[Data items]

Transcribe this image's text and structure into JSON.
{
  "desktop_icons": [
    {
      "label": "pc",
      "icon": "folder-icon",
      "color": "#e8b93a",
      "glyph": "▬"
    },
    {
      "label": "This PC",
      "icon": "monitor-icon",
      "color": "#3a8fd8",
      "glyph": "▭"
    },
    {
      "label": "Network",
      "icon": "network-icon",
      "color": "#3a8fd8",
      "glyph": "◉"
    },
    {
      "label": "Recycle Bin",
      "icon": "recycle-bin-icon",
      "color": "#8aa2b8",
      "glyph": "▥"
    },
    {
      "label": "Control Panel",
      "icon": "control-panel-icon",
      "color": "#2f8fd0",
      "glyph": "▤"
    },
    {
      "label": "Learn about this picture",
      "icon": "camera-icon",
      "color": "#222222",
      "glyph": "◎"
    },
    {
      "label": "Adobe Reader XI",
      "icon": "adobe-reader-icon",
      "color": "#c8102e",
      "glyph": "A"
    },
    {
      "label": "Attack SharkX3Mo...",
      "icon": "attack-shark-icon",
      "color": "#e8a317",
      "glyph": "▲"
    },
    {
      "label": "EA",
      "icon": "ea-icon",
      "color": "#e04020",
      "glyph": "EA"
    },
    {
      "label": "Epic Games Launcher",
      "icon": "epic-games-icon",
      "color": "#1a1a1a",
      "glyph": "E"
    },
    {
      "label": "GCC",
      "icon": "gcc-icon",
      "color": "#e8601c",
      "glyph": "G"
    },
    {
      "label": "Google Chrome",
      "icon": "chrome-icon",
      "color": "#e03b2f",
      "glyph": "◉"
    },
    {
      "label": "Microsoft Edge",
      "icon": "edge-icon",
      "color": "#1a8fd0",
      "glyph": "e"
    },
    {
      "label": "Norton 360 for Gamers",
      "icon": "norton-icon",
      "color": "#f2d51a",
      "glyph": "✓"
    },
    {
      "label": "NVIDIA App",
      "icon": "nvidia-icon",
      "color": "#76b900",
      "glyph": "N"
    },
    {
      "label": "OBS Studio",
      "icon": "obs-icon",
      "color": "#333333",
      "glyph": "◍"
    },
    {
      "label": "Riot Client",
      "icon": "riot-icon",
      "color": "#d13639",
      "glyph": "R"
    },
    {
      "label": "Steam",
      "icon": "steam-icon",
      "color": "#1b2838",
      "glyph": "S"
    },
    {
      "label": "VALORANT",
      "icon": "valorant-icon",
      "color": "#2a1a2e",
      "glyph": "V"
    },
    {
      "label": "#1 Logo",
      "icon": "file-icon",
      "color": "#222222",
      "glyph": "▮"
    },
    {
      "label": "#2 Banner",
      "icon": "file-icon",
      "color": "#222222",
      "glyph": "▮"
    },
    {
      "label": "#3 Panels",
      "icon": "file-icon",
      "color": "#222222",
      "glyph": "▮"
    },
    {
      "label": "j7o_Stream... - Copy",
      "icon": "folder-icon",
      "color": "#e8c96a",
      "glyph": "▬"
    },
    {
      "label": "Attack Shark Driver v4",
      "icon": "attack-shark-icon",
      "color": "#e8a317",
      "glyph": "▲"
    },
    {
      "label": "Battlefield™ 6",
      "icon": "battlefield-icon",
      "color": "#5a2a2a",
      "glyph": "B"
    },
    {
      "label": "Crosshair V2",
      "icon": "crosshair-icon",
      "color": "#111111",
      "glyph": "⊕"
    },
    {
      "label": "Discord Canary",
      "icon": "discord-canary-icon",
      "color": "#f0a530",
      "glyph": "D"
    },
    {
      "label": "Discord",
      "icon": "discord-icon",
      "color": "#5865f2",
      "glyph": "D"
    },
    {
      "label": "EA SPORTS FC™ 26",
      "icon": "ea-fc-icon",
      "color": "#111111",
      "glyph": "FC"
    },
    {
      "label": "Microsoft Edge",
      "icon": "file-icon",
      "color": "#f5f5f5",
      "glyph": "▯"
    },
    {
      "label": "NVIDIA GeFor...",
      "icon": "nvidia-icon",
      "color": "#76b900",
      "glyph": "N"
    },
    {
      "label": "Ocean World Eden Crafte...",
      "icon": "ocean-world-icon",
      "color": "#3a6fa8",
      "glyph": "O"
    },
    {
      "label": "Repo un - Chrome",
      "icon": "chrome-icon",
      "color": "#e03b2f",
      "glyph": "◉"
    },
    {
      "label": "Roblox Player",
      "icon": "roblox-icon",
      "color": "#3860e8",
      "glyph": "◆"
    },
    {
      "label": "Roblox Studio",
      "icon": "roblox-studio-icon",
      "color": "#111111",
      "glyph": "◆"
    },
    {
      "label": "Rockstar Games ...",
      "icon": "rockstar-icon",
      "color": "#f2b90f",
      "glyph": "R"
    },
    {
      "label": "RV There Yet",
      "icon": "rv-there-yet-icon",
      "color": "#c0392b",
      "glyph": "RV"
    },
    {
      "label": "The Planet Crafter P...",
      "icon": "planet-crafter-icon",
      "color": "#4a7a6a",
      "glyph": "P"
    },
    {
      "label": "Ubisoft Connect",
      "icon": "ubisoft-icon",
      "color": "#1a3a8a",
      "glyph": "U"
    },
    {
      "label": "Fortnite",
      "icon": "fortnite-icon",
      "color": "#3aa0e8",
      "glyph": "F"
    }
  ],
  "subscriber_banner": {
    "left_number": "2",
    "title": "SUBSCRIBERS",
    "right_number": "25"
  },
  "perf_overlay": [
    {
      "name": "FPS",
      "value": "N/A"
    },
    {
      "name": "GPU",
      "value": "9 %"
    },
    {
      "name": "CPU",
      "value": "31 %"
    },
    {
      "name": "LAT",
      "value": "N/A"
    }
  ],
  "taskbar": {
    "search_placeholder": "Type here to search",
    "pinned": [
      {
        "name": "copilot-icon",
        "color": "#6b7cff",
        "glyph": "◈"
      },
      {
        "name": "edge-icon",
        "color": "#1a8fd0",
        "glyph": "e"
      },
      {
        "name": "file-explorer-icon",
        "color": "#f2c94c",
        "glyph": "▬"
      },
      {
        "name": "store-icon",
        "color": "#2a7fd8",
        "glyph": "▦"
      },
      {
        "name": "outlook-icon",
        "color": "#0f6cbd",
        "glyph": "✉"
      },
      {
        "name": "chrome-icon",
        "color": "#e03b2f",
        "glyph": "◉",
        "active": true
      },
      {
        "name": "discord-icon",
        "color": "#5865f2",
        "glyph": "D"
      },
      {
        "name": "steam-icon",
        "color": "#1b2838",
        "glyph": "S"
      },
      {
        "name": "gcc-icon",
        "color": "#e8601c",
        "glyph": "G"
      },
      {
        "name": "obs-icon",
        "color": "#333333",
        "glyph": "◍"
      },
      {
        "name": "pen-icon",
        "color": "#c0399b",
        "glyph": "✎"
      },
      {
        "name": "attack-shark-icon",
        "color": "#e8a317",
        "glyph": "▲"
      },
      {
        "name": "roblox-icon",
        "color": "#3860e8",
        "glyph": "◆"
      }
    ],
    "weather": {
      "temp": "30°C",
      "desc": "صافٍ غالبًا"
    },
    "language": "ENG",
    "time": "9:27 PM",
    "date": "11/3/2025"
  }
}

Brief — Retype all of the material above with every character intact.

Written solution —
Transcribe this image's text and structure into JSON.
{
  "desktop_icons": [
    {
      "label": "pc",
      "icon": "folder-icon",
      "color": "#e8b93a",
      "glyph": "▬"
    },
    {
      "label": "This PC",
      "icon": "monitor-icon",
      "color": "#3a8fd8",
      "glyph": "▭"
    },
    {
      "label": "Network",
      "icon": "network-icon",
      "color": "#3a8fd8",
      "glyph": "◉"
    },
    {
      "label": "Recycle Bin",
      "icon": "recycle-bin-icon",
      "color": "#8aa2b8",
      "glyph": "▥"
    },
    {
      "label": "Control Panel",
      "icon": "control-panel-icon",
      "color": "#2f8fd0",
      "glyph": "▤"
    },
    {
      "label": "Learn about this picture",
      "icon": "camera-icon",
      "color": "#222222",
      "glyph": "◎"
    },
    {
      "label": "Adobe Reader XI",
      "icon": "adobe-reader-icon",
      "color": "#c8102e",
      "glyph": "A"
    },
    {
      "label": "Attack SharkX3Mo...",
      "icon": "attack-shark-icon",
      "color": "#e8a317",
      "glyph": "▲"
    },
    {
      "label": "EA",
      "icon": "ea-icon",
      "color": "#e04020",
      "glyph": "EA"
    },
    {
      "label": "Epic Games Launcher",
      "icon": "epic-games-icon",
      "color": "#1a1a1a",
      "glyph": "E"
    },
    {
      "label": "GCC",
      "icon": "gcc-icon",
      "color": "#e8601c",
      "glyph": "G"
    },
    {
      "label": "Google Chrome",
      "icon": "chrome-icon",
      "color": "#e03b2f",
      "glyph": "◉"
    },
    {
      "label": "Microsoft Edge",
      "icon": "edge-icon",
      "color": "#1a8fd0",
      "glyph": "e"
    },
    {
      "label": "Norton 360 for Gamers",
      "icon": "norton-icon",
      "color": "#f2d51a",
      "glyph": "✓"
    },
    {
      "label": "NVIDIA App",
      "icon": "nvidia-icon",
      "color": "#76b900",
      "glyph": "N"
    },
    {
      "label": "OBS Studio",
      "icon": "obs-icon",
      "color": "#333333",
      "glyph": "◍"
    },
    {
      "label": "Riot Client",
      "icon": "riot-icon",
      "color": "#d13639",
      "glyph": "R"
    },
    {
      "label": "Steam",
      "icon": "steam-icon",
      "color": "#1b2838",
      "glyph": "S"
    },
    {
      "label": "VALORANT",
      "icon": "valorant-icon",
      "color": "#2a1a2e",
      "glyph": "V"
    },
    {
      "label": "#1 Logo",
      "icon": "file-icon",
      "color": "#222222",
      "glyph": "▮"
    },
    {
      "label": "#2 Banner",
      "icon": "file-icon",
      "color": "#222222",
      "glyph": "▮"
    },
    {
      "label": "#3 Panels",
      "icon": "file-icon",
      "color": "#222222",
      "glyph": "▮"
    },
    {
      "label": "j7o_Stream... - Copy",
      "icon": "folder-icon",
      "color": "#e8c96a",
      "glyph": "▬"
    },
    {
      "label": "Attack Shark Driver v4",
      "icon": "attack-shark-icon",
      "color": "#e8a317",
      "glyph": "▲"
    },
    {
      "label": "Battlefield™ 6",
      "icon": "battlefield-icon",
      "color": "#5a2a2a",
      "glyph": "B"
    },
    {
      "label": "Crosshair V2",
      "icon": "crosshair-icon",
      "color": "#111111",
      "glyph": "⊕"
    },
    {
      "label": "Discord Canary",
      "icon": "discord-canary-icon",
      "color": "#f0a530",
      "glyph": "D"
    },
    {
      "label": "Discord",
      "icon": "discord-icon",
      "color": "#5865f2",
      "glyph": "D"
    },
    {
      "label": "EA SPORTS FC™ 26",
      "icon": "ea-fc-icon",
      "color": "#111111",
      "glyph": "FC"
    },
    {
      "label": "Microsoft Edge",
      "icon": "file-icon",
      "color": "#f5f5f5",
      "glyph": "▯"
    },
    {
      "label": "NVIDIA GeFor...",
      "icon": "nvidia-icon",
      "color": "#76b900",
      "glyph": "N"
    },
    {
      "label": "Ocean World Eden Crafte...",
      "icon": "ocean-world-icon",
      "color": "#3a6fa8",
      "glyph": "O"
    },
    {
      "label": "Repo un - Chrome",
      "icon": "chrome-icon",
      "color": "#e03b2f",
      "glyph": "◉"
    },
    {
      "label": "Roblox Player",
      "icon": "roblox-icon",
      "color": "#3860e8",
      "glyph": "◆"
    },
    {
      "label": "Roblox Studio",
      "icon": "roblox-studio-icon",
      "color": "#111111",
      "glyph": "◆"
    },
    {
      "label": "Rockstar Games ...",
      "icon": "rockstar-icon",
      "color": "#f2b90f",
      "glyph": "R"
    },
    {
      "label": "RV There Yet",
      "icon": "rv-there-yet-icon",
      "color": "#c0392b",
      "glyph": "RV"
    },
    {
      "label": "The Planet Crafter P...",
      "icon": "planet-crafter-icon",
      "color": "#4a7a6a",
      "glyph": "P"
    },
    {
      "label": "Ubisoft Connect",
      "icon": "ubisoft-icon",
      "color": "#1a3a8a",
      "glyph": "U"
    },
    {
      "label": "Fortnite",
      "icon": "fortnite-icon",
      "color": "#3aa0e8",
      "glyph": "F"
    }
  ],
  "subscriber_banner": {
    "left_number": "2",
    "title": "SUBSCRIBERS",
    "right_number": "25"
  },
  "perf_overlay": [
    {
      "name": "FPS",
      "value": "N/A"
    },
    {
      "name": "GPU",
      "value": "9 %"
    },
    {
      "name": "CPU",
      "value": "31 %"
    },
    {
      "name": "LAT",
      "value": "N/A"
    }
  ],
  "taskbar": {
    "search_placeholder": "Type here to search",
    "pinned": [
      {
        "name": "copilot-icon",
        "color": "#6b7cff",
        "glyph": "◈"
      },
      {
        "name": "edge-icon",
        "color": "#1a8fd0",
        "glyph": "e"
      },
      {
        "name": "file-explorer-icon",
        "color": "#f2c94c",
        "glyph": "▬"
      },
      {
        "name": "store-icon",
        "color": "#2a7fd8",
        "glyph": "▦"
      },
      {
        "name": "outlook-icon",
        "color": "#0f6cbd",
        "glyph": "✉"
      },
      {
        "name": "chrome-icon",
        "color": "#e03b2f",
        "glyph": "◉",
        "active": true
      },
      {
        "name": "discord-icon",
        "color": "#5865f2",
        "glyph": "D"
      },
      {
        "name": "steam-icon",
        "color": "#1b2838",
        "glyph": "S"
      },
      {
        "name": "gcc-icon",
        "color": "#e8601c",
        "glyph": "G"
      },
      {
        "name": "obs-icon",
        "color": "#333333",
        "glyph": "◍"
      },
      {
        "name": "pen-icon",
        "color": "#c0399b",
        "glyph": "✎"
      },
      {
        "name": "attack-shark-icon",
        "color": "#e8a317",
        "glyph": "▲"
      },
      {
        "name": "roblox-icon",
        "color": "#3860e8",
        "glyph": "◆"
      }
    ],
    "weather": {
      "temp": "30°C",
      "desc": "صافٍ غالبًا"
    },
    "language": "ENG",
    "time": "9:27 PM",
    "date": "11/3/2025"
  }
}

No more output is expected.